**MATERIAL FOR THIS TASK:**
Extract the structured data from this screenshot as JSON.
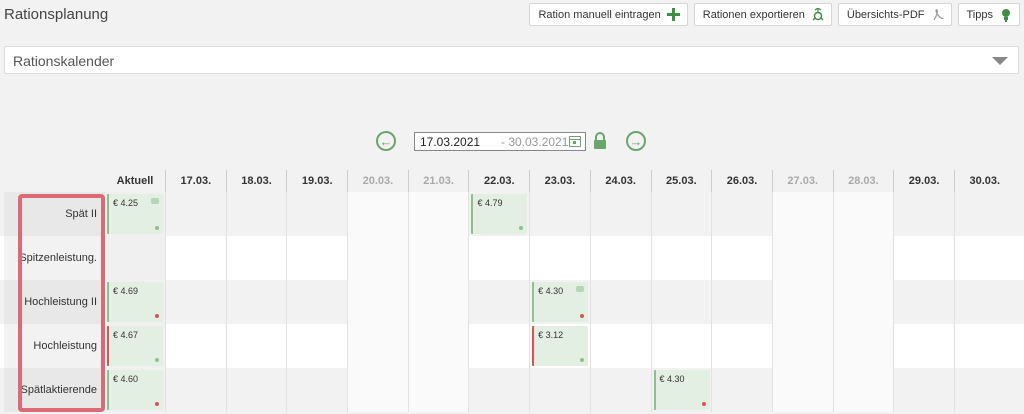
{
  "page": {
    "title": "Rationsplanung"
  },
  "toolbar": {
    "buttons": [
      {
        "label": "Ration manuell eintragen",
        "icon": "plus-icon"
      },
      {
        "label": "Rationen exportieren",
        "icon": "export-icon"
      },
      {
        "label": "Übersichts-PDF",
        "icon": "pdf-icon"
      },
      {
        "label": "Tipps",
        "icon": "lightbulb-icon"
      }
    ]
  },
  "accordion": {
    "label": "Rationskalender"
  },
  "range": {
    "from": "17.03.2021",
    "to": "- 30.03.2021"
  },
  "columns": [
    "Aktuell",
    "17.03.",
    "18.03.",
    "19.03.",
    "20.03.",
    "21.03.",
    "22.03.",
    "23.03.",
    "24.03.",
    "25.03.",
    "26.03.",
    "27.03.",
    "28.03.",
    "29.03.",
    "30.03."
  ],
  "rows": [
    {
      "label": "Spät II",
      "current": "€ 4.25",
      "entries": {
        "22.03.": "€ 4.79"
      }
    },
    {
      "label": "Spitzenleistung.",
      "current": "",
      "entries": {}
    },
    {
      "label": "Hochleistung II",
      "current": "€ 4.69",
      "entries": {
        "23.03.": "€ 4.30"
      }
    },
    {
      "label": "Hochleistung",
      "current": "€ 4.67",
      "entries": {
        "23.03.": "€ 3.12"
      }
    },
    {
      "label": "Spätlaktierende",
      "current": "€ 4.60",
      "entries": {
        "25.03.": "€ 4.30"
      }
    }
  ],
  "colors": {
    "accent": "#6aa56d",
    "highlight": "#dc6a74",
    "alert": "#d9534f"
  }
}
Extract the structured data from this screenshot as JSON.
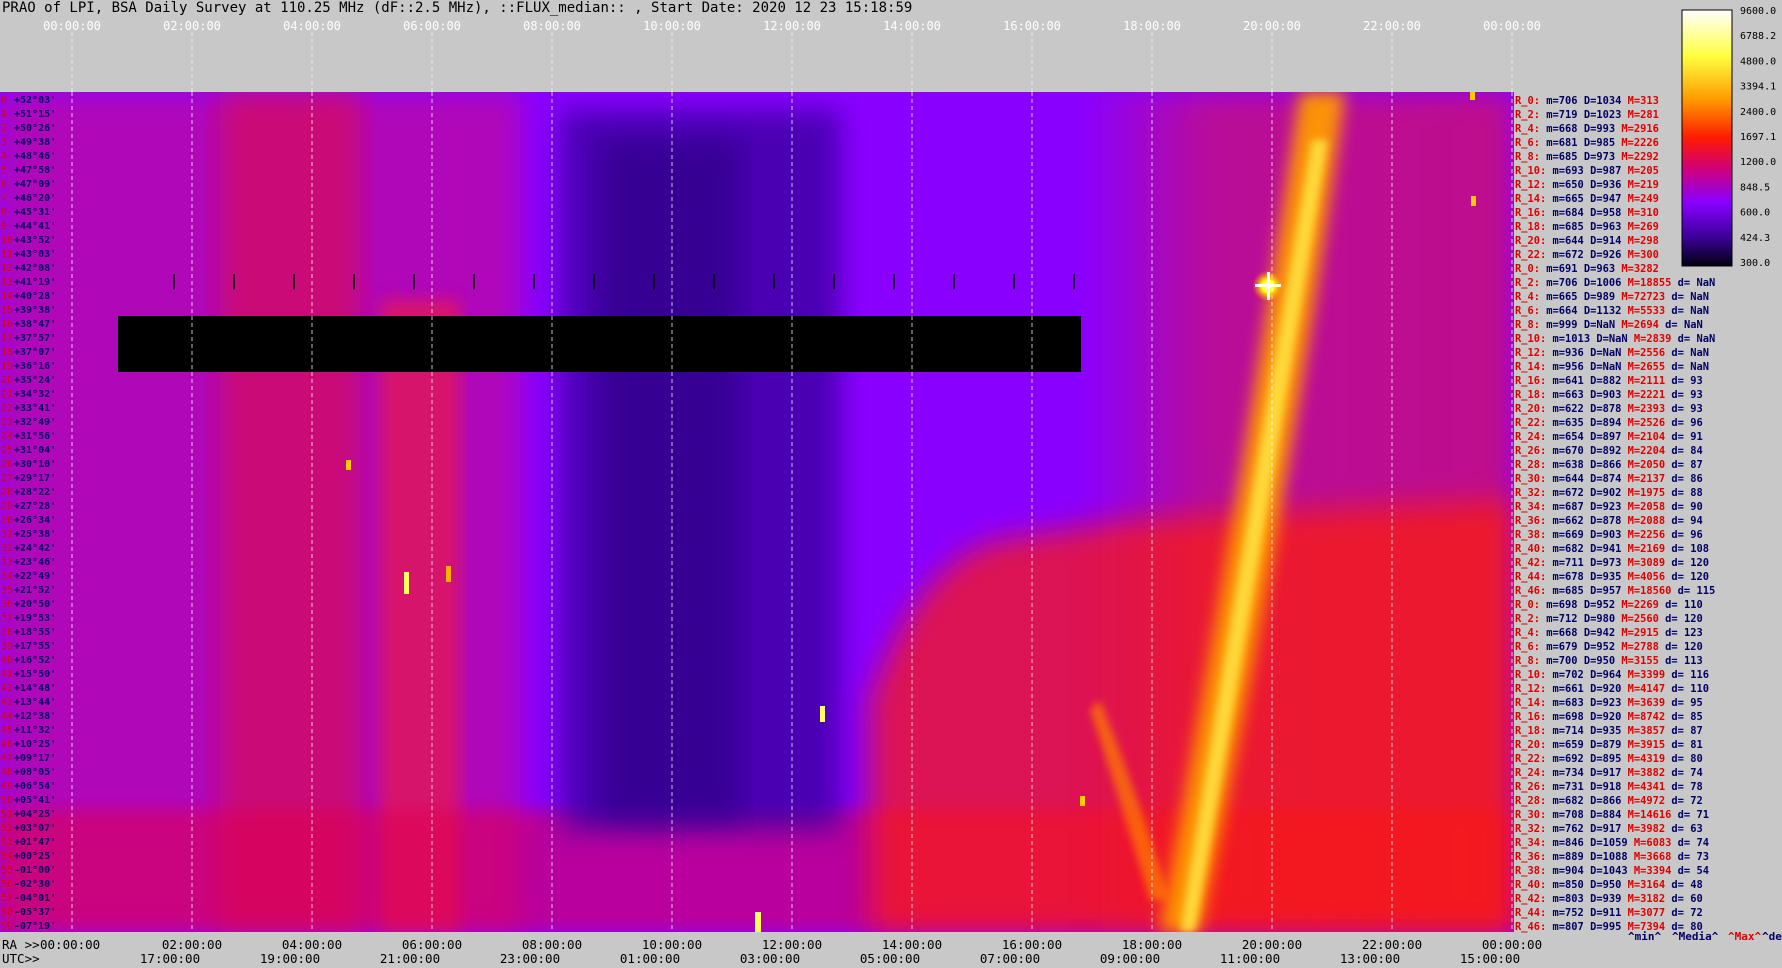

**WHAT IS ASKED:** State how many lines of the records above contain "current", with no words besides the number.

**EXERCISE SOLUTION:** 5